>> BEGIN PROVIDED RECORDS

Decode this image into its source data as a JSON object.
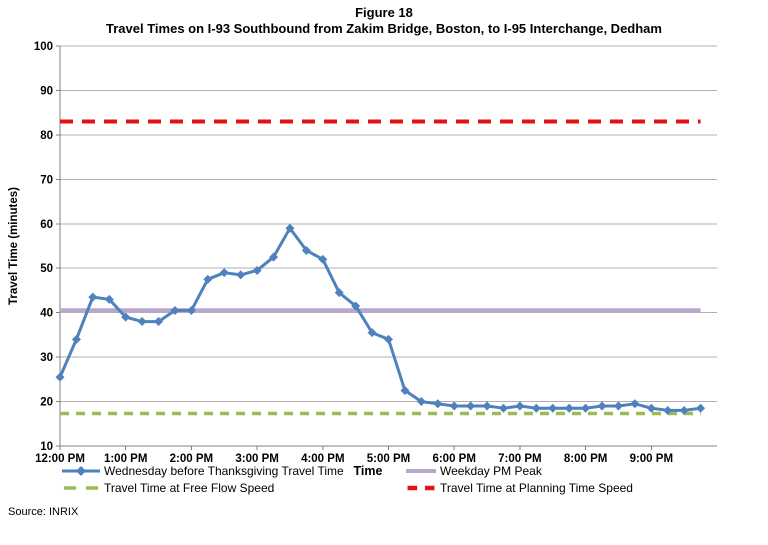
{
  "chart_data": {
    "type": "line",
    "title": "Figure 18",
    "subtitle": "Travel Times on I-93 Southbound from Zakim Bridge, Boston, to I-95 Interchange, Dedham",
    "xlabel": "Time",
    "ylabel": "Travel Time (minutes)",
    "ylim": [
      10,
      100
    ],
    "y_ticks": [
      10,
      20,
      30,
      40,
      50,
      60,
      70,
      80,
      90,
      100
    ],
    "x_minutes_domain": [
      0,
      600
    ],
    "x_tick_minutes": [
      0,
      60,
      120,
      180,
      240,
      300,
      360,
      420,
      480,
      540
    ],
    "x_tick_labels": [
      "12:00 PM",
      "1:00 PM",
      "2:00 PM",
      "3:00 PM",
      "4:00 PM",
      "5:00 PM",
      "6:00 PM",
      "7:00 PM",
      "8:00 PM",
      "9:00 PM"
    ],
    "grid": true,
    "legend_position": "bottom",
    "series": [
      {
        "name": "Wednesday before Thanksgiving Travel Time",
        "color": "#4F81BD",
        "style": "solid-diamond",
        "x_minutes": [
          0,
          15,
          30,
          45,
          60,
          75,
          90,
          105,
          120,
          135,
          150,
          165,
          180,
          195,
          210,
          225,
          240,
          255,
          270,
          285,
          300,
          315,
          330,
          345,
          360,
          375,
          390,
          405,
          420,
          435,
          450,
          465,
          480,
          495,
          510,
          525,
          540,
          555,
          570,
          585
        ],
        "values": [
          25.5,
          34,
          43.5,
          43,
          39,
          38,
          38,
          40.5,
          40.5,
          47.5,
          49,
          48.5,
          49.5,
          52.5,
          59,
          54,
          52,
          44.5,
          41.5,
          35.5,
          34,
          22.5,
          20,
          19.5,
          19,
          19,
          19,
          18.5,
          19,
          18.5,
          18.5,
          18.5,
          18.5,
          19,
          19,
          19.5,
          18.5,
          18,
          18,
          18.5
        ]
      },
      {
        "name": "Weekday PM Peak",
        "color": "#B7A8CC",
        "style": "solid",
        "value": 40.5,
        "span_minutes": [
          0,
          585
        ]
      },
      {
        "name": "Travel Time at Free Flow Speed",
        "color": "#9BBB59",
        "style": "dashed",
        "value": 17.3,
        "span_minutes": [
          0,
          585
        ]
      },
      {
        "name": "Travel Time at Planning Time Speed",
        "color": "#E11414",
        "style": "dashed-bold",
        "value": 83,
        "span_minutes": [
          0,
          585
        ]
      }
    ],
    "legend": {
      "rows": [
        {
          "items": [
            {
              "series_index": 0,
              "swatch": "line-diamond"
            },
            {
              "series_index": 1,
              "swatch": "line"
            }
          ]
        },
        {
          "items": [
            {
              "series_index": 2,
              "swatch": "dashes"
            },
            {
              "series_index": 3,
              "swatch": "dashes-bold"
            }
          ]
        }
      ]
    },
    "source": "Source: INRIX"
  }
}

>> END PROVIDED RECORDS

* _PROMPT_
Every record above should be transcribed exactly; the pictures stay out of the copy.

* _REPLY TO THE EXERCISE_
Decode this image into its source data as a JSON object.
{
  "chart_data": {
    "type": "line",
    "title": "Figure 18",
    "subtitle": "Travel Times on I-93 Southbound from Zakim Bridge, Boston, to I-95 Interchange, Dedham",
    "xlabel": "Time",
    "ylabel": "Travel Time (minutes)",
    "ylim": [
      10,
      100
    ],
    "y_ticks": [
      10,
      20,
      30,
      40,
      50,
      60,
      70,
      80,
      90,
      100
    ],
    "x_minutes_domain": [
      0,
      600
    ],
    "x_tick_minutes": [
      0,
      60,
      120,
      180,
      240,
      300,
      360,
      420,
      480,
      540
    ],
    "x_tick_labels": [
      "12:00 PM",
      "1:00 PM",
      "2:00 PM",
      "3:00 PM",
      "4:00 PM",
      "5:00 PM",
      "6:00 PM",
      "7:00 PM",
      "8:00 PM",
      "9:00 PM"
    ],
    "grid": true,
    "legend_position": "bottom",
    "series": [
      {
        "name": "Wednesday before Thanksgiving Travel Time",
        "color": "#4F81BD",
        "style": "solid-diamond",
        "x_minutes": [
          0,
          15,
          30,
          45,
          60,
          75,
          90,
          105,
          120,
          135,
          150,
          165,
          180,
          195,
          210,
          225,
          240,
          255,
          270,
          285,
          300,
          315,
          330,
          345,
          360,
          375,
          390,
          405,
          420,
          435,
          450,
          465,
          480,
          495,
          510,
          525,
          540,
          555,
          570,
          585
        ],
        "values": [
          25.5,
          34,
          43.5,
          43,
          39,
          38,
          38,
          40.5,
          40.5,
          47.5,
          49,
          48.5,
          49.5,
          52.5,
          59,
          54,
          52,
          44.5,
          41.5,
          35.5,
          34,
          22.5,
          20,
          19.5,
          19,
          19,
          19,
          18.5,
          19,
          18.5,
          18.5,
          18.5,
          18.5,
          19,
          19,
          19.5,
          18.5,
          18,
          18,
          18.5
        ]
      },
      {
        "name": "Weekday PM Peak",
        "color": "#B7A8CC",
        "style": "solid",
        "value": 40.5,
        "span_minutes": [
          0,
          585
        ]
      },
      {
        "name": "Travel Time at Free Flow Speed",
        "color": "#9BBB59",
        "style": "dashed",
        "value": 17.3,
        "span_minutes": [
          0,
          585
        ]
      },
      {
        "name": "Travel Time at Planning Time Speed",
        "color": "#E11414",
        "style": "dashed-bold",
        "value": 83,
        "span_minutes": [
          0,
          585
        ]
      }
    ],
    "legend": {
      "rows": [
        {
          "items": [
            {
              "series_index": 0,
              "swatch": "line-diamond"
            },
            {
              "series_index": 1,
              "swatch": "line"
            }
          ]
        },
        {
          "items": [
            {
              "series_index": 2,
              "swatch": "dashes"
            },
            {
              "series_index": 3,
              "swatch": "dashes-bold"
            }
          ]
        }
      ]
    },
    "source": "Source: INRIX"
  }
}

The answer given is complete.